EXERCISE AIM: Pick out all lines of the entries that include the word "Barnwell" and copy them.

DATA PROVIDED:
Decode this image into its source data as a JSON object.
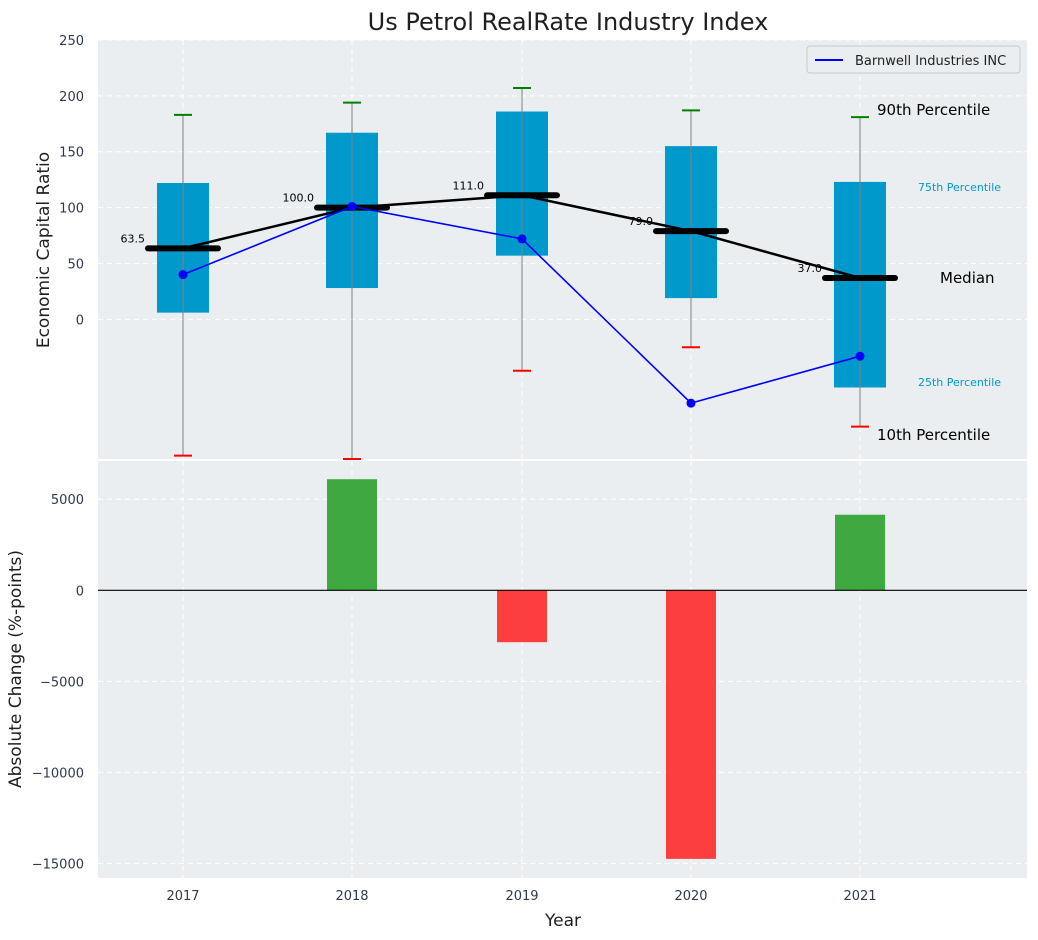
{
  "colors": {
    "plot_bg": "#eaeef0",
    "box": "#0099cc",
    "median": "#000000",
    "company": "#0000ff",
    "p90_cap": "#008000",
    "p10_cap": "#ff0000",
    "whisker": "#808080",
    "positive": "#2ca02c",
    "negative": "#ff2a2a",
    "grid": "#ffffff",
    "pct_label": "#0099cc"
  },
  "chart_data": [
    {
      "type": "box",
      "title": "Us Petrol RealRate Industry Index",
      "ylabel": "Economic Capital Ratio",
      "ylim": [
        -125,
        250
      ],
      "yticks": [
        0,
        50,
        100,
        150,
        200,
        250
      ],
      "ytick_labels": [
        "0",
        "50",
        "100",
        "150",
        "200",
        "250"
      ],
      "categories": [
        "2017",
        "2018",
        "2019",
        "2020",
        "2021"
      ],
      "p10": [
        -122,
        -125,
        -46,
        -25,
        -96
      ],
      "p25": [
        6,
        28,
        57,
        19,
        -61
      ],
      "median": [
        63.5,
        100.0,
        111.0,
        79.0,
        37.0
      ],
      "median_labels": [
        "63.5",
        "100.0",
        "111.0",
        "79.0",
        "37.0"
      ],
      "p75": [
        122,
        167,
        186,
        155,
        123
      ],
      "p90": [
        183,
        194,
        207,
        187,
        181
      ],
      "company": {
        "name": "Barnwell Industries INC",
        "values": [
          40,
          101,
          72,
          -75,
          -33
        ]
      },
      "legend": {
        "label": "Barnwell Industries INC",
        "position": "top-right"
      },
      "annotations": {
        "p90": "90th Percentile",
        "p75": "75th Percentile",
        "median": "Median",
        "p25": "25th Percentile",
        "p10": "10th Percentile"
      }
    },
    {
      "type": "bar",
      "xlabel": "Year",
      "ylabel": "Absolute Change (%-points)",
      "categories": [
        "2017",
        "2018",
        "2019",
        "2020",
        "2021"
      ],
      "values": [
        0,
        6100,
        -2850,
        -14750,
        4150
      ],
      "ylim": [
        -15800,
        7100
      ],
      "yticks": [
        5000,
        0,
        -5000,
        -10000,
        -15000
      ],
      "ytick_labels": [
        "5000",
        "0",
        "−5000",
        "−10000",
        "−15000"
      ]
    }
  ]
}
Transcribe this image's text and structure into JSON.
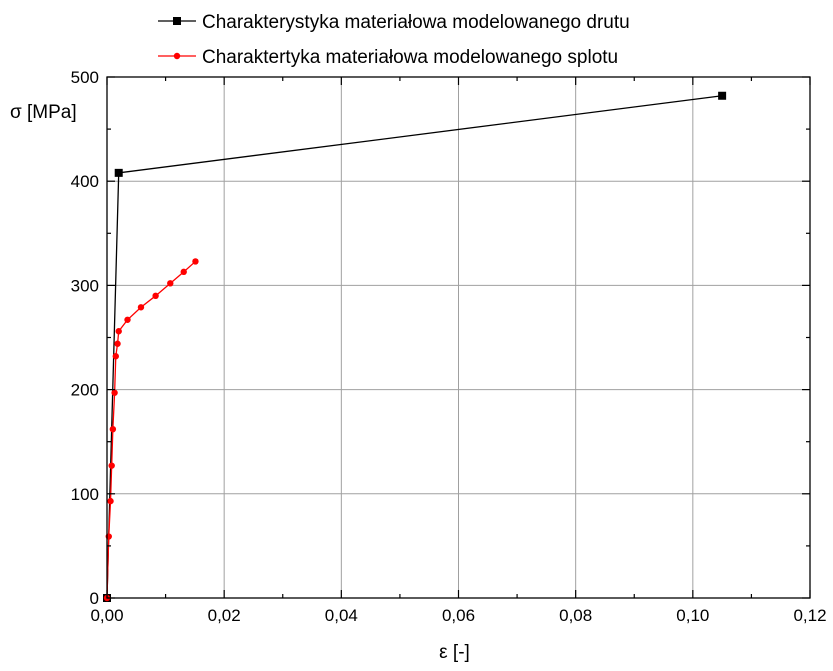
{
  "chart_data": {
    "type": "line",
    "title": "",
    "xlabel": "ε [-]",
    "ylabel": "σ [MPa]",
    "xlim": [
      0,
      0.12
    ],
    "ylim": [
      0,
      500
    ],
    "x_ticks": [
      "0,00",
      "0,02",
      "0,04",
      "0,06",
      "0,08",
      "0,10",
      "0,12"
    ],
    "y_ticks": [
      "0",
      "100",
      "200",
      "300",
      "400",
      "500"
    ],
    "x_tick_values": [
      0,
      0.02,
      0.04,
      0.06,
      0.08,
      0.1,
      0.12
    ],
    "y_tick_values": [
      0,
      100,
      200,
      300,
      400,
      500
    ],
    "grid": true,
    "legend_position": "top",
    "series": [
      {
        "name": "Charakterystyka materiałowa modelowanego drutu",
        "color": "#000000",
        "marker": "square",
        "x": [
          0,
          0.002,
          0.105
        ],
        "y": [
          0,
          408,
          482
        ]
      },
      {
        "name": "Charaktertyka materiałowa modelowanego splotu",
        "color": "#ff0000",
        "marker": "circle",
        "x": [
          0,
          0.0003,
          0.0006,
          0.0008,
          0.001,
          0.0013,
          0.0015,
          0.0018,
          0.002,
          0.0035,
          0.0058,
          0.0083,
          0.0108,
          0.0131,
          0.0151
        ],
        "y": [
          0,
          59,
          93,
          127,
          162,
          197,
          232,
          244,
          256,
          267,
          279,
          290,
          302,
          313,
          323
        ]
      }
    ]
  }
}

THE ANSWER:
        "name": "Barnwell Industries INC",
        "label": "Barnwell Industries INC",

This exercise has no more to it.